Éloge de l’altérité

Conférence-spectacle théâtrale et musicale
Isabelle Pousseur

Éloge de l’altérité a été nominé dans la catégorie Meilleur spectacle aux Prix Maeterlinck de la Critique 2022
Créé lors du Festival Mouvements d’altérité, en octobre 2021 au Théâtre Océan Nord.

14 → 18/02 & 21 → 25/02

Bogdan Kikena en dialogue avec Isabelle Pousseur @Michel Boermans

« La mise en scène est un art
qui a besoin des autres »

Rencontre de Laurent Ancion avec Isabelle Pousseur pour la reprise d’« Éloge de l’altérité » Décembre 2022

Allergique à toute grandiloquence, Isabelle Pousseur mène depuis plus de 40 ans un travail de mise en scène et de pédagogie basé sur une intuition toute simple – en apparence – et qui tient en quelques mots : « Le théâtre est un art de l’autre ». C’est par l’écoute d’autrui, dit-elle, que tout se construit. Qu’il soit auteur, acteur, personnage ou spectateur, cet « autre » est celui qu’il s’agit d’observer, d’aimer et de porter en soi pour que naisse l’œuvre. « J’ai toujours eu conscience que travailler avec les autres, leurs idées et leurs désirs, rendait l’œuvre plus riche », explique la metteure en scène et directrice du Théâtre Océan Nord, en pleine reprise d’« Éloge de l’altérité », étonnant objet scénique qui explore toutes ces questions par le biais d’une « conférence-spectacle théâtrale et musicale ».

Au centre de l’action : Isabelle Pousseur elle-même, qui témoigne de sa pratique comme on ouvre une boîte aux trésors, chacun repartant avec des pépites au cœur.
« Éloge de l’altérité » se présente comme un voyage dans lequel conversation, récits, fiction et musique dialoguent constamment. Aux côtés des comédiens avec qui Isabelle Pousseur partage le plateau – Chloé Winkel, Francesco Italiano, Paul Camus, Amid Chakir, Bogdan Kikéna –, Jean-Luc Plouvier et son piano complètent la riche palette expressive d’un spectacle qui lorgne volontiers vers l’onirisme.
Créé en octobre 2021 dans l’élan du Festival « Mouvements d’altérité », cet ovni scénique a visé juste : nominé dans la catégorie « Meilleur spectacle » aux Prix Maeterlinck de la Critique, il a su également convaincre celles et ceux qui ne sont pas spécialistes du théâtre. Car l’art de l’altérité et de l’attention à l’autre se pratique dans bien des secteurs – dont celui de la santé, qui a témoigné de sa ferveur.
« Je suis aux anges », sourit Isabelle Pousseur. « Mon espoir, c’était que le spectacle ne raconte pas simplement une manière de travailler au théâtre, mais s’ouvre aussi à d’autres champs. »

Isabelle Pousseur © Michel Boermans

« Éloge de l’altérité », au (tout) début, est une « vraie » conférence que tu as donnée aux étudiants de La Manufacture, l’école de théâtre de Lausanne. Peux-tu nous rappeler le parcours qui l’a transformée en spectacle ?

**DONNÉES AFFICHÉES**
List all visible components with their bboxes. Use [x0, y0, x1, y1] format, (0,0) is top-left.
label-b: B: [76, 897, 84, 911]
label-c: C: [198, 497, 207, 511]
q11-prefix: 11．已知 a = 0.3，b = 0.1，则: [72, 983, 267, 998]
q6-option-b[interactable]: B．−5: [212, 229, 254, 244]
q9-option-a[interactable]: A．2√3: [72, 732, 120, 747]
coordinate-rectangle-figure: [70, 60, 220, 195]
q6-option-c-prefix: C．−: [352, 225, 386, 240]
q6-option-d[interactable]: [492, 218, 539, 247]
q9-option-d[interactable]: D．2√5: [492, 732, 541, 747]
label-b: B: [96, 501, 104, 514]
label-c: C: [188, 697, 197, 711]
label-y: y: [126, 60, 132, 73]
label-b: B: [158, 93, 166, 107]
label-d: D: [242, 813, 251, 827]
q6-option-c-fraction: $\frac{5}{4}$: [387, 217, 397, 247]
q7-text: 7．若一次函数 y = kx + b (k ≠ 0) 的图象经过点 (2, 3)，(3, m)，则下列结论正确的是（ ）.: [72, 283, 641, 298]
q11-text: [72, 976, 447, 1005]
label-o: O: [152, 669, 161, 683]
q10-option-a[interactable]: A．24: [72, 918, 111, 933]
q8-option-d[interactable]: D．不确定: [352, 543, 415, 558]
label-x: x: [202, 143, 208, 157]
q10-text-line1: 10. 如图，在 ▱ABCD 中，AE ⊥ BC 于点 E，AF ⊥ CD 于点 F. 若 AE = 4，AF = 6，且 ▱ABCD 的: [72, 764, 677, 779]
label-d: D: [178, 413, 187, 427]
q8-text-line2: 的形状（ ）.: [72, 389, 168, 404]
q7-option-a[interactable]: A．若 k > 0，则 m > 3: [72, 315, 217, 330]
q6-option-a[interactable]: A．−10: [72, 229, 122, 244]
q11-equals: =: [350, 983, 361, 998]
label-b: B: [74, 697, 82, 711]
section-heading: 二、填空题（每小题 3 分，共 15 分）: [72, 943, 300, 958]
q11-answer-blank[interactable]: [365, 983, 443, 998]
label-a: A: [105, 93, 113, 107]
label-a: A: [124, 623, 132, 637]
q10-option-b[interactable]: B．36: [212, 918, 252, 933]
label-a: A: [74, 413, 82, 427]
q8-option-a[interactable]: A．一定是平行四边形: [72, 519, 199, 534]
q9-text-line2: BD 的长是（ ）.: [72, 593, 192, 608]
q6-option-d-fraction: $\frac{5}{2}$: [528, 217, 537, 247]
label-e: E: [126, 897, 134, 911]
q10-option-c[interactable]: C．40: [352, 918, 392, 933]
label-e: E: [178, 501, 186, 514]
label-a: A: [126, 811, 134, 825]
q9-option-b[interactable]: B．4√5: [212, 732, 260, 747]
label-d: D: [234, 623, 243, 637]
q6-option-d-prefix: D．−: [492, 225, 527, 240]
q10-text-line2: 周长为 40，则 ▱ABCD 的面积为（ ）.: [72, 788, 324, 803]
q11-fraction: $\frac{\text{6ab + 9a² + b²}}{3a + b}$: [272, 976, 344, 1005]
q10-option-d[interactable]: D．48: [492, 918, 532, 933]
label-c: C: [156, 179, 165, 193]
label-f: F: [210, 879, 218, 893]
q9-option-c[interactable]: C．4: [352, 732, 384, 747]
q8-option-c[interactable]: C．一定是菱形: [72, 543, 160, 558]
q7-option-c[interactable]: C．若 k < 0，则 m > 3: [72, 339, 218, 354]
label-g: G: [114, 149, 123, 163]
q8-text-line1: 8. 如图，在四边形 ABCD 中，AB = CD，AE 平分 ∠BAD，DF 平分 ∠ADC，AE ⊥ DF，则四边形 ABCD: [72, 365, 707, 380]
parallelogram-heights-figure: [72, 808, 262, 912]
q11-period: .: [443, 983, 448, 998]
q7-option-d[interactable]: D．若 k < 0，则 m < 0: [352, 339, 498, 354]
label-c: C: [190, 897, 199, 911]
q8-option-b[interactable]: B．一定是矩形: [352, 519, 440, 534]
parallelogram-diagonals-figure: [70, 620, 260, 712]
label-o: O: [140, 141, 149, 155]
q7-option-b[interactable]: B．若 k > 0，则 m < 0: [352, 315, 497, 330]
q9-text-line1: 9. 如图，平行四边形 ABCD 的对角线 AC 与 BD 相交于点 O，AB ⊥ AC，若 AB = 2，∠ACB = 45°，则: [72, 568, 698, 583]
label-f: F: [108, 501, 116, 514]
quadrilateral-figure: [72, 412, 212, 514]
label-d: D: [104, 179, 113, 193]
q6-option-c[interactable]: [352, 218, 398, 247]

**ÉNONCÉ A**
D'après le texte fourni, dans quel théâtre le spectacle a-t-il été créé en octobre 2021 ?
**ÉNONCÉ B**
Relevez dans le texte fourni les noms de tous les comédiens avec qui Isabelle Pousseur partage le plateau.

**RÉPONSE ATTENDUE A**
Au Théâtre Océan Nord.

**RÉPONSE ATTENDUE B**
Chloé Winkel, Francesco Italiano, Paul Camus, Amid Chakir, Bogdan Kikéna.